Stored records:
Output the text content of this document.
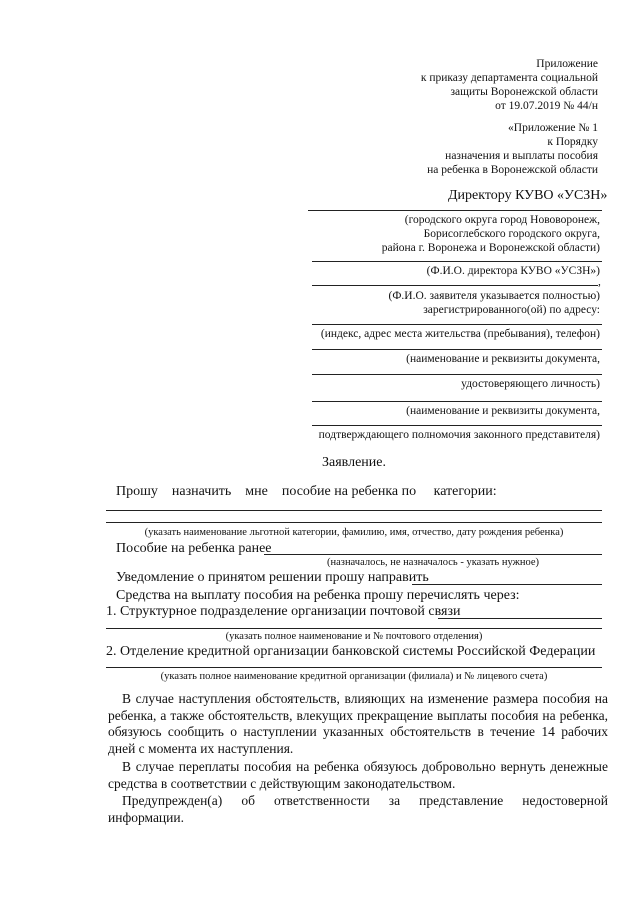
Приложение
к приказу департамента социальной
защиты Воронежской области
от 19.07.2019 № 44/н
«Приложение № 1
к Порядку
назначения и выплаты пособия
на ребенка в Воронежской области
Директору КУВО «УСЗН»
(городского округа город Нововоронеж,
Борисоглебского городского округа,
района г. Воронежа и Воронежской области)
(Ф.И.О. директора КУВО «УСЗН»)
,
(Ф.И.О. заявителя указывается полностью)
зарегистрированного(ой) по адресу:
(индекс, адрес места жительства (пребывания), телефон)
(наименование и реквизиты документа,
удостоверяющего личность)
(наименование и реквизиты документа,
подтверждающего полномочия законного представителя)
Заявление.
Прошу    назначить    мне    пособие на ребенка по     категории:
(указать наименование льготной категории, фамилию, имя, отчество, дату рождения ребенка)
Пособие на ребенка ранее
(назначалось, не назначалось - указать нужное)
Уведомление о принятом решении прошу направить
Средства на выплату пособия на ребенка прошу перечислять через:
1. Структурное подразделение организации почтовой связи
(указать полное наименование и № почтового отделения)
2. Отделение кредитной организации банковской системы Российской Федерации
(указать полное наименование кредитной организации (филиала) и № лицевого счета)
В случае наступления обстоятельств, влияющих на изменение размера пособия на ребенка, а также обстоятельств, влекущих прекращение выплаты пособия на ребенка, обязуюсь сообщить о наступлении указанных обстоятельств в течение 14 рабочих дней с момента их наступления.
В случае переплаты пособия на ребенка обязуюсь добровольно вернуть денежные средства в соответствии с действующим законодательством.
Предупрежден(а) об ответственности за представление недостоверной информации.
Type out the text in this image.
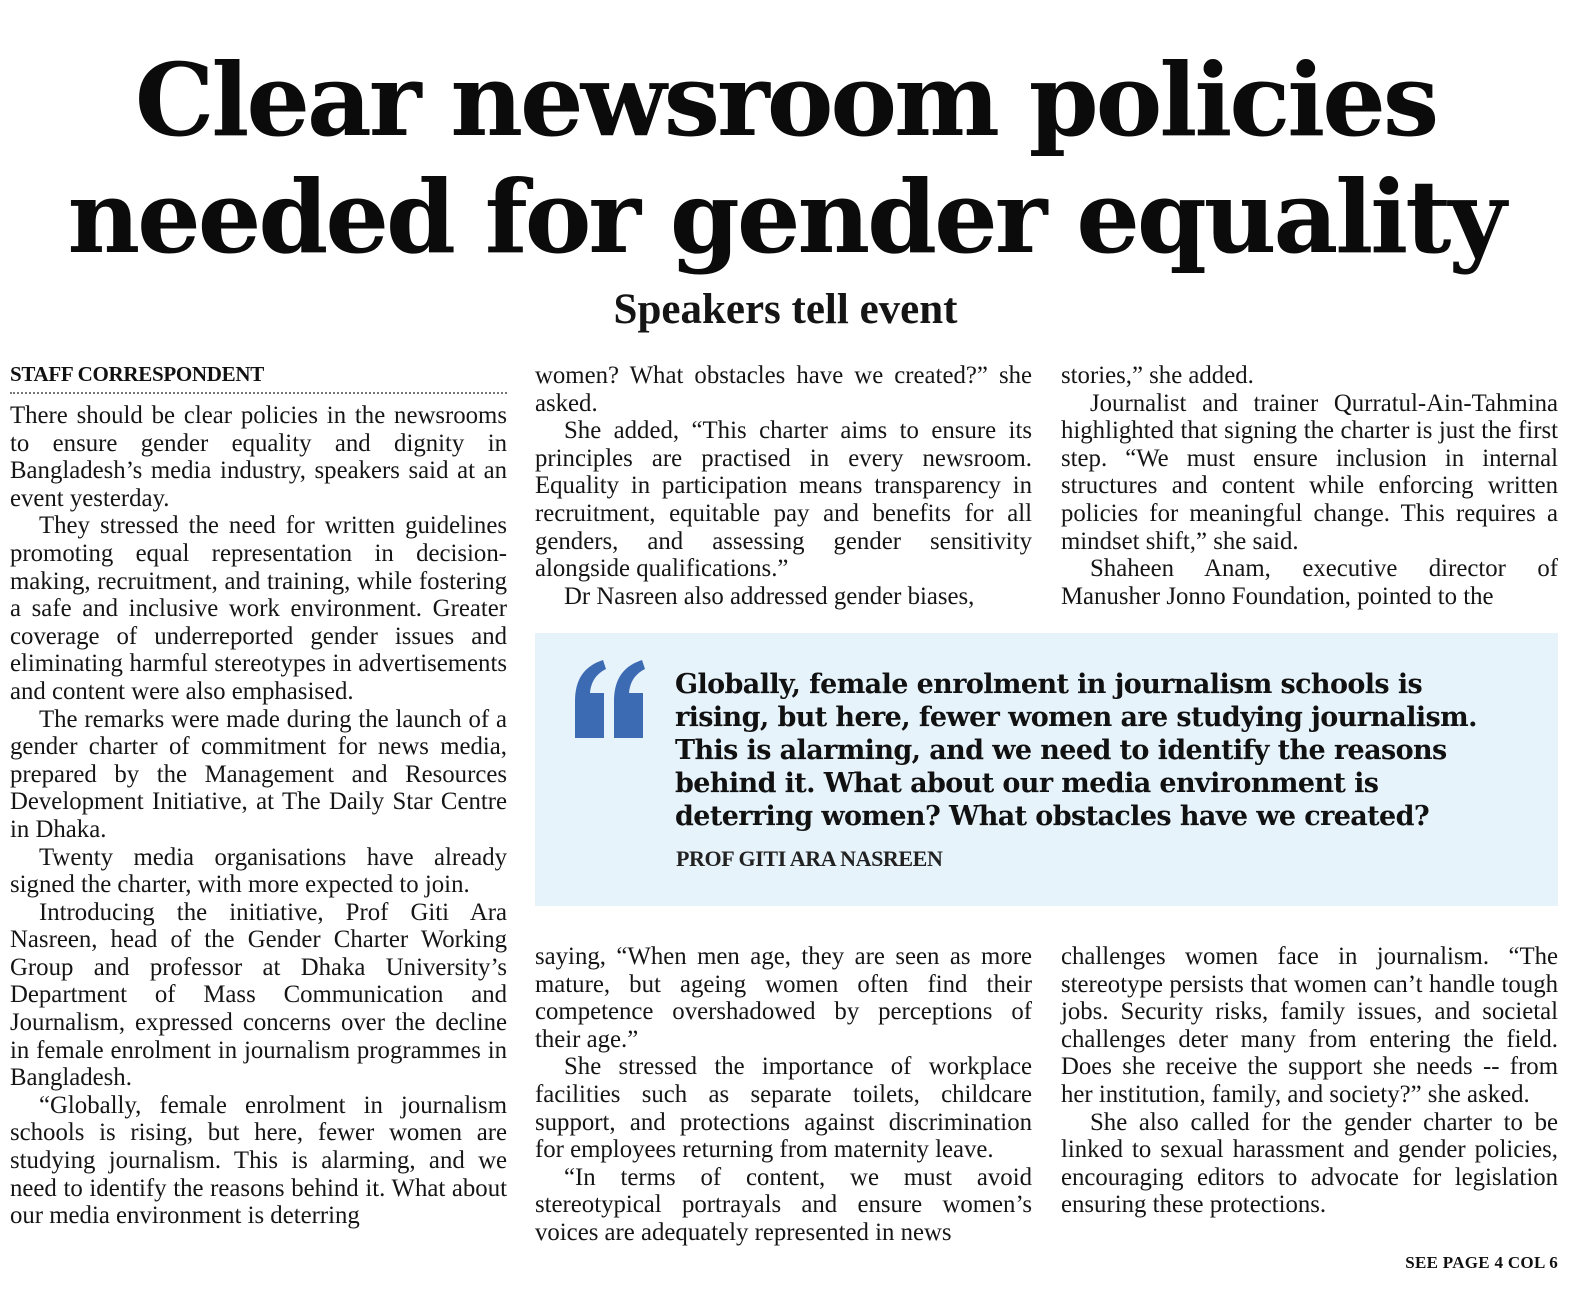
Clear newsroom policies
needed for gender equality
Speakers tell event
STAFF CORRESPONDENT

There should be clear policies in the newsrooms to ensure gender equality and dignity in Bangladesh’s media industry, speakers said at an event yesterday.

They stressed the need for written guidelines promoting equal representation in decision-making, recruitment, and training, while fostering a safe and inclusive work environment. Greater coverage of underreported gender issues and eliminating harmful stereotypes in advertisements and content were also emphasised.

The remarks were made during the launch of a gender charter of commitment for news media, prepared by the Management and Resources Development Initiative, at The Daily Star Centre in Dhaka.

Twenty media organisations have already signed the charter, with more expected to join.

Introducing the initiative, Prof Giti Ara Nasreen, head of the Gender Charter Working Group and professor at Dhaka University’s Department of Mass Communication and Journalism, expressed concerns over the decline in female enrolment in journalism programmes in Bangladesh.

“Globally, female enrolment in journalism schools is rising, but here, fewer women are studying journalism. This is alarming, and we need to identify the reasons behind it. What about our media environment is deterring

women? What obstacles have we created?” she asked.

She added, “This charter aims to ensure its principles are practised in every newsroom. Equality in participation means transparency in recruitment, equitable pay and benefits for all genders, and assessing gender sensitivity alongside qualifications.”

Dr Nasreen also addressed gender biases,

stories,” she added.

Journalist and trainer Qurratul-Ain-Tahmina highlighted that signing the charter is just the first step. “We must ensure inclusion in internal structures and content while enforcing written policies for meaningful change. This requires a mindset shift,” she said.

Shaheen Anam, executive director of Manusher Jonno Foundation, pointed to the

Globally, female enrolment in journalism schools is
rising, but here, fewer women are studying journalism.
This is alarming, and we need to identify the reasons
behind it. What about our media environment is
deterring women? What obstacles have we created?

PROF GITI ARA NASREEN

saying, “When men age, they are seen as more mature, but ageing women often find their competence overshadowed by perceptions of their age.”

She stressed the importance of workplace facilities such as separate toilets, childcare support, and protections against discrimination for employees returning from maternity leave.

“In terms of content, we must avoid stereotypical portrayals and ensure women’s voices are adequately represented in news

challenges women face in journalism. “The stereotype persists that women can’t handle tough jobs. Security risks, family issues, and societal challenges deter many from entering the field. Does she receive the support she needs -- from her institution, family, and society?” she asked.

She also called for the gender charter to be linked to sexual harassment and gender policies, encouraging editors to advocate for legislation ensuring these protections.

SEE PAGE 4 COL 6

BRIEF: Wherever a line in the data above holds "behind", copy that line.

COMPLETE RESPONSE:
“Globally, female enrolment in journalism schools is rising, but here, fewer women are studying journalism. This is alarming, and we need to identify the reasons behind it. What about our media environment is deterring
behind it. What about our media environment is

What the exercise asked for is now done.